- **INSTRUCTIONS FOR THE TASK**
Copy out each of the records below line for line, keeping every character and space unchanged.

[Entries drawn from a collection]
* begin *

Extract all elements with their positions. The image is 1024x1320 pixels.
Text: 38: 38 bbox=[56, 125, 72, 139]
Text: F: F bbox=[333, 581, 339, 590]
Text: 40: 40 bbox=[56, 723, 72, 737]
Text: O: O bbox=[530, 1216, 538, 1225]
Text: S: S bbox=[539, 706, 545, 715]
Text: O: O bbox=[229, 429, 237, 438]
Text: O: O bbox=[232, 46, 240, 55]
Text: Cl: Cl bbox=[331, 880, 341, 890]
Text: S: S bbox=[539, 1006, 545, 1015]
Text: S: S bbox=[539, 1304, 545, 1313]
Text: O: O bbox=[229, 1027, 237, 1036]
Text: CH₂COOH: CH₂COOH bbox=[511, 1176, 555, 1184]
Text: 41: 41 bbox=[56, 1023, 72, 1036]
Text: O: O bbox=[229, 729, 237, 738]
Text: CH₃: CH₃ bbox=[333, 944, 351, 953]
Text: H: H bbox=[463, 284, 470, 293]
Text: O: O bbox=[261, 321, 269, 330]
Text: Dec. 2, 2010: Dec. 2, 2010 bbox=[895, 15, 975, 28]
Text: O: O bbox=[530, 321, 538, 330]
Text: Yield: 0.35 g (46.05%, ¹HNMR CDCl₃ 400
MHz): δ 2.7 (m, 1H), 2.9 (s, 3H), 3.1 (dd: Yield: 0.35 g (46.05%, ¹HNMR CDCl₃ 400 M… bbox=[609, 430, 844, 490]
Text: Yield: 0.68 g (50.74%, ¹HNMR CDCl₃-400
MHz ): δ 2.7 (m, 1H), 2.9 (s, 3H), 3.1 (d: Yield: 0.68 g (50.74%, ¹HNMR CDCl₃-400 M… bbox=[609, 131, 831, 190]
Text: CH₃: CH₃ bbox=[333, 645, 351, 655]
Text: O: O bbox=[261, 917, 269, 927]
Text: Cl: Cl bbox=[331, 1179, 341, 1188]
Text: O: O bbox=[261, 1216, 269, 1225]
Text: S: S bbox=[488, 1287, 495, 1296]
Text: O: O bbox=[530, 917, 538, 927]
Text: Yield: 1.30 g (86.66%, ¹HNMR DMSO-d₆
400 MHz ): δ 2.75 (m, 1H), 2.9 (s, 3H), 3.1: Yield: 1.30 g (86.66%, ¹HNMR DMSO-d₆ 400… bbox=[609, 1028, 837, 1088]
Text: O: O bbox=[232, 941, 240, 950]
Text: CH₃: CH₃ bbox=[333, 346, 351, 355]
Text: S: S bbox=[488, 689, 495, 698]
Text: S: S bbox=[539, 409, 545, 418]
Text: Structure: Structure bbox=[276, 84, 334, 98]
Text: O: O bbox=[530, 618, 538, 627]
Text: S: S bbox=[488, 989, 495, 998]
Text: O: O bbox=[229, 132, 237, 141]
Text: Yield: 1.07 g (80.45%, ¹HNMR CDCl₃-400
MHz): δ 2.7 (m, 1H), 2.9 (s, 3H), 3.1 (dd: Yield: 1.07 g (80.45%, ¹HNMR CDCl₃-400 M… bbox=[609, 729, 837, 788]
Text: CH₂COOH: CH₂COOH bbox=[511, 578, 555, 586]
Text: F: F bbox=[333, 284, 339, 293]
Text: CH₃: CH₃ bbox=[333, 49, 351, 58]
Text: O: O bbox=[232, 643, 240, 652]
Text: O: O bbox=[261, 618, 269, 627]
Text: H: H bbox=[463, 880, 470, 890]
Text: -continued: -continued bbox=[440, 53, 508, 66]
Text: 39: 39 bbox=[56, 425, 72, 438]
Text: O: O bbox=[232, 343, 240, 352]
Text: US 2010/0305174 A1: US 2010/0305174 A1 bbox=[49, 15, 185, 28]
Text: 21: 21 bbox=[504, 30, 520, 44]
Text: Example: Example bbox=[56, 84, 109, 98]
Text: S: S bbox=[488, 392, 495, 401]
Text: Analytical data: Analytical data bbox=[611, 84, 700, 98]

* end *

- **COMPLETE OUTPUT**
Extract all elements with their positions. The image is 1024x1320 pixels.
Text: 38: 38 bbox=[56, 125, 72, 139]
Text: F: F bbox=[333, 581, 339, 590]
Text: 40: 40 bbox=[56, 723, 72, 737]
Text: O: O bbox=[530, 1216, 538, 1225]
Text: S: S bbox=[539, 706, 545, 715]
Text: O: O bbox=[229, 429, 237, 438]
Text: O: O bbox=[232, 46, 240, 55]
Text: Cl: Cl bbox=[331, 880, 341, 890]
Text: S: S bbox=[539, 1006, 545, 1015]
Text: S: S bbox=[539, 1304, 545, 1313]
Text: O: O bbox=[229, 1027, 237, 1036]
Text: CH₂COOH: CH₂COOH bbox=[511, 1176, 555, 1184]
Text: 41: 41 bbox=[56, 1023, 72, 1036]
Text: O: O bbox=[229, 729, 237, 738]
Text: CH₃: CH₃ bbox=[333, 944, 351, 953]
Text: H: H bbox=[463, 284, 470, 293]
Text: O: O bbox=[261, 321, 269, 330]
Text: Dec. 2, 2010: Dec. 2, 2010 bbox=[895, 15, 975, 28]
Text: O: O bbox=[530, 321, 538, 330]
Text: Yield: 0.35 g (46.05%, ¹HNMR CDCl₃ 400
MHz): δ 2.7 (m, 1H), 2.9 (s, 3H), 3.1 (dd: Yield: 0.35 g (46.05%, ¹HNMR CDCl₃ 400 M… bbox=[609, 430, 844, 490]
Text: Yield: 0.68 g (50.74%, ¹HNMR CDCl₃-400
MHz ): δ 2.7 (m, 1H), 2.9 (s, 3H), 3.1 (d: Yield: 0.68 g (50.74%, ¹HNMR CDCl₃-400 M… bbox=[609, 131, 831, 190]
Text: CH₃: CH₃ bbox=[333, 645, 351, 655]
Text: O: O bbox=[261, 917, 269, 927]
Text: Cl: Cl bbox=[331, 1179, 341, 1188]
Text: O: O bbox=[261, 1216, 269, 1225]
Text: S: S bbox=[488, 1287, 495, 1296]
Text: O: O bbox=[530, 917, 538, 927]
Text: Yield: 1.30 g (86.66%, ¹HNMR DMSO-d₆
400 MHz ): δ 2.75 (m, 1H), 2.9 (s, 3H), 3.1: Yield: 1.30 g (86.66%, ¹HNMR DMSO-d₆ 400… bbox=[609, 1028, 837, 1088]
Text: O: O bbox=[232, 941, 240, 950]
Text: CH₃: CH₃ bbox=[333, 346, 351, 355]
Text: S: S bbox=[488, 689, 495, 698]
Text: S: S bbox=[539, 409, 545, 418]
Text: Structure: Structure bbox=[276, 84, 334, 98]
Text: O: O bbox=[530, 618, 538, 627]
Text: S: S bbox=[488, 989, 495, 998]
Text: O: O bbox=[229, 132, 237, 141]
Text: Yield: 1.07 g (80.45%, ¹HNMR CDCl₃-400
MHz): δ 2.7 (m, 1H), 2.9 (s, 3H), 3.1 (dd: Yield: 1.07 g (80.45%, ¹HNMR CDCl₃-400 M… bbox=[609, 729, 837, 788]
Text: CH₂COOH: CH₂COOH bbox=[511, 578, 555, 586]
Text: F: F bbox=[333, 284, 339, 293]
Text: CH₃: CH₃ bbox=[333, 49, 351, 58]
Text: O: O bbox=[232, 643, 240, 652]
Text: O: O bbox=[261, 618, 269, 627]
Text: H: H bbox=[463, 880, 470, 890]
Text: -continued: -continued bbox=[440, 53, 508, 66]
Text: 39: 39 bbox=[56, 425, 72, 438]
Text: O: O bbox=[232, 343, 240, 352]
Text: US 2010/0305174 A1: US 2010/0305174 A1 bbox=[49, 15, 185, 28]
Text: 21: 21 bbox=[504, 30, 520, 44]
Text: Example: Example bbox=[56, 84, 109, 98]
Text: S: S bbox=[488, 392, 495, 401]
Text: Analytical data: Analytical data bbox=[611, 84, 700, 98]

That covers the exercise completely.